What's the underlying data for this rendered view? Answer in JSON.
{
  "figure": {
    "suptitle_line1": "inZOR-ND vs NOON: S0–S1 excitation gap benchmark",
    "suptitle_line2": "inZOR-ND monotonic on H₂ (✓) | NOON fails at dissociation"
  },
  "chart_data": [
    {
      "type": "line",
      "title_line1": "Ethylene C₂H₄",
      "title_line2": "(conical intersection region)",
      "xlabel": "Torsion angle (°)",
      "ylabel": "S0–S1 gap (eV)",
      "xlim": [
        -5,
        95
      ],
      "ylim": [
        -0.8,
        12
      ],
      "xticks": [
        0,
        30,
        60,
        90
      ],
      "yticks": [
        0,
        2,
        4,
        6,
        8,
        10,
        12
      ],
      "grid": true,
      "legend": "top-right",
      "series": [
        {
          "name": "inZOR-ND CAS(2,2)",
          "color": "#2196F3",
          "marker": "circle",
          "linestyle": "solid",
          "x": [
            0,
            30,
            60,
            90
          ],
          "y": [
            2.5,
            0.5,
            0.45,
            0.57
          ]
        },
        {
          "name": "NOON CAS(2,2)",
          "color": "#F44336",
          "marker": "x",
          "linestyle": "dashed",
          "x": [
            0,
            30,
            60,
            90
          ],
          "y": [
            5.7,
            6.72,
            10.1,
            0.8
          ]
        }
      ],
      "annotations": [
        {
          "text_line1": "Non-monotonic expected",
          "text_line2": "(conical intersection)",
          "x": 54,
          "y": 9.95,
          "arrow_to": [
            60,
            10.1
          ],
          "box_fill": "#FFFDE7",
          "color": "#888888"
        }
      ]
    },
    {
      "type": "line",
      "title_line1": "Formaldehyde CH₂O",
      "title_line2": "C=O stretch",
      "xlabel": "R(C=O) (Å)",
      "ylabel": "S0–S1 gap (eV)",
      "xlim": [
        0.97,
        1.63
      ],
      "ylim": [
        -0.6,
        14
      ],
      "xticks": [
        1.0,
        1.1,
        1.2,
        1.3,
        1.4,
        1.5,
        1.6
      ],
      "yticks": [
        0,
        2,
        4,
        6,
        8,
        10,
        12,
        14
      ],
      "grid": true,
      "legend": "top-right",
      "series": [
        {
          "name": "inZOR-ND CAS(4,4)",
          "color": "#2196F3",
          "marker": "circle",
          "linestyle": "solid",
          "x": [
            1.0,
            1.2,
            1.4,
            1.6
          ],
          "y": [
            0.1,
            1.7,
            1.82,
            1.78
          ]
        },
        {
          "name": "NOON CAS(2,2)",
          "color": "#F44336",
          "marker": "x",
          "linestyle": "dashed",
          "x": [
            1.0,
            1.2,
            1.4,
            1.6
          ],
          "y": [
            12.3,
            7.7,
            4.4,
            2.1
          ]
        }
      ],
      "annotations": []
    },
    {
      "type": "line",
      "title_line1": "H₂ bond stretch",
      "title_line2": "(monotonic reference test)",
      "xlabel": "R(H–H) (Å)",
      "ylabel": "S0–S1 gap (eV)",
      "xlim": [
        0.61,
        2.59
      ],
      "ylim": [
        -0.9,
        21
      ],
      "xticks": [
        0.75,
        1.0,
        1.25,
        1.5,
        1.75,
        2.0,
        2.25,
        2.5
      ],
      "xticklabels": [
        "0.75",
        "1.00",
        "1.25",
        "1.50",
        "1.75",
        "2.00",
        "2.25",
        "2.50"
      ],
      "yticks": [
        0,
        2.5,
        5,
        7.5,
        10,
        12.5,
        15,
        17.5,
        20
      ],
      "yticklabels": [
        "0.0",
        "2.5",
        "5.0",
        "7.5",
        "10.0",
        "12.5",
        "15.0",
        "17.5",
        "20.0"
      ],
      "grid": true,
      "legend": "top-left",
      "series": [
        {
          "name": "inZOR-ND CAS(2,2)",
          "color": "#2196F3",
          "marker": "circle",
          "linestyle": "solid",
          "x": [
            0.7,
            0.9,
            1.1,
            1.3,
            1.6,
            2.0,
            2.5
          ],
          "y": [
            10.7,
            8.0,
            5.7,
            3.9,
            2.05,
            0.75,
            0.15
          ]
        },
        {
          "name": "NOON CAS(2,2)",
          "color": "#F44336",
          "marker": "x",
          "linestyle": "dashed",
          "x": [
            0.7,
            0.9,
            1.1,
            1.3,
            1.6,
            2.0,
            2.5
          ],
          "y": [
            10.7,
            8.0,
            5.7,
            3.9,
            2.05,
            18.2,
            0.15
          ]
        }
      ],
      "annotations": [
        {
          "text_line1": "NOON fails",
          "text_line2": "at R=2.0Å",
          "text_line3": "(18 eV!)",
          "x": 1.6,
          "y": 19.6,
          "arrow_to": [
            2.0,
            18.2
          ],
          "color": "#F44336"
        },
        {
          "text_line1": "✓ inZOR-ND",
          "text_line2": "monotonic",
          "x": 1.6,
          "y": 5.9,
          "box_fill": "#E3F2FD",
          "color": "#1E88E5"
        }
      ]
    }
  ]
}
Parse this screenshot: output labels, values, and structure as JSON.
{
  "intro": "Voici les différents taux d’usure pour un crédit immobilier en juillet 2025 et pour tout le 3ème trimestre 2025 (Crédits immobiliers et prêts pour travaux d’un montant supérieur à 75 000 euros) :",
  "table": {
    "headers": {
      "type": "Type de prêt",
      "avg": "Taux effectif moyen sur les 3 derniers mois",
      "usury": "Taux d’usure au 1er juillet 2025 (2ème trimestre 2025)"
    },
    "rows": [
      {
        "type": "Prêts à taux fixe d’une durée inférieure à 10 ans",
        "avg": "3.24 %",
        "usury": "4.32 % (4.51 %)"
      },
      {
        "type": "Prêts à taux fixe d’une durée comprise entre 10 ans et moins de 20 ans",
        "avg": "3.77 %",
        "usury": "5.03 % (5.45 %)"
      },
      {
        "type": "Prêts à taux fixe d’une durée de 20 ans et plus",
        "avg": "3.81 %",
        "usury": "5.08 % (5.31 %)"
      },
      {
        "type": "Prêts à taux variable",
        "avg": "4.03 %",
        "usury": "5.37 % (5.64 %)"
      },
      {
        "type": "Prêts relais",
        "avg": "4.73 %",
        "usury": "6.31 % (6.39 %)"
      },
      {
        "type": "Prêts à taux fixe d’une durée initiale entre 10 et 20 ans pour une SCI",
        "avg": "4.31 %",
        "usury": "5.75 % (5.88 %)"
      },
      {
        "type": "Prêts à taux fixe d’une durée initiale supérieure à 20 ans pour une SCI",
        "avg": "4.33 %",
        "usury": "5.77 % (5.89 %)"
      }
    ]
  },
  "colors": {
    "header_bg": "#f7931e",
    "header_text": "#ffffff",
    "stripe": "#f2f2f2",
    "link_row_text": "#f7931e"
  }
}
========================================
Everything from the line containing "Parse this screenshot: output" to the end of the data above should be quoted exactly, please, both ends included, and nothing outside that span.

Parse this screenshot: output labels, values, and structure as JSON.
{
  "intro": "Voici les différents taux d’usure pour un crédit immobilier en juillet 2025 et pour tout le 3ème trimestre 2025 (Crédits immobiliers et prêts pour travaux d’un montant supérieur à 75 000 euros) :",
  "table": {
    "headers": {
      "type": "Type de prêt",
      "avg": "Taux effectif moyen sur les 3 derniers mois",
      "usury": "Taux d’usure au 1er juillet 2025 (2ème trimestre 2025)"
    },
    "rows": [
      {
        "type": "Prêts à taux fixe d’une durée inférieure à 10 ans",
        "avg": "3.24 %",
        "usury": "4.32 % (4.51 %)"
      },
      {
        "type": "Prêts à taux fixe d’une durée comprise entre 10 ans et moins de 20 ans",
        "avg": "3.77 %",
        "usury": "5.03 % (5.45 %)"
      },
      {
        "type": "Prêts à taux fixe d’une durée de 20 ans et plus",
        "avg": "3.81 %",
        "usury": "5.08 % (5.31 %)"
      },
      {
        "type": "Prêts à taux variable",
        "avg": "4.03 %",
        "usury": "5.37 % (5.64 %)"
      },
      {
        "type": "Prêts relais",
        "avg": "4.73 %",
        "usury": "6.31 % (6.39 %)"
      },
      {
        "type": "Prêts à taux fixe d’une durée initiale entre 10 et 20 ans pour une SCI",
        "avg": "4.31 %",
        "usury": "5.75 % (5.88 %)"
      },
      {
        "type": "Prêts à taux fixe d’une durée initiale supérieure à 20 ans pour une SCI",
        "avg": "4.33 %",
        "usury": "5.77 % (5.89 %)"
      }
    ]
  },
  "colors": {
    "header_bg": "#f7931e",
    "header_text": "#ffffff",
    "stripe": "#f2f2f2",
    "link_row_text": "#f7931e"
  }
}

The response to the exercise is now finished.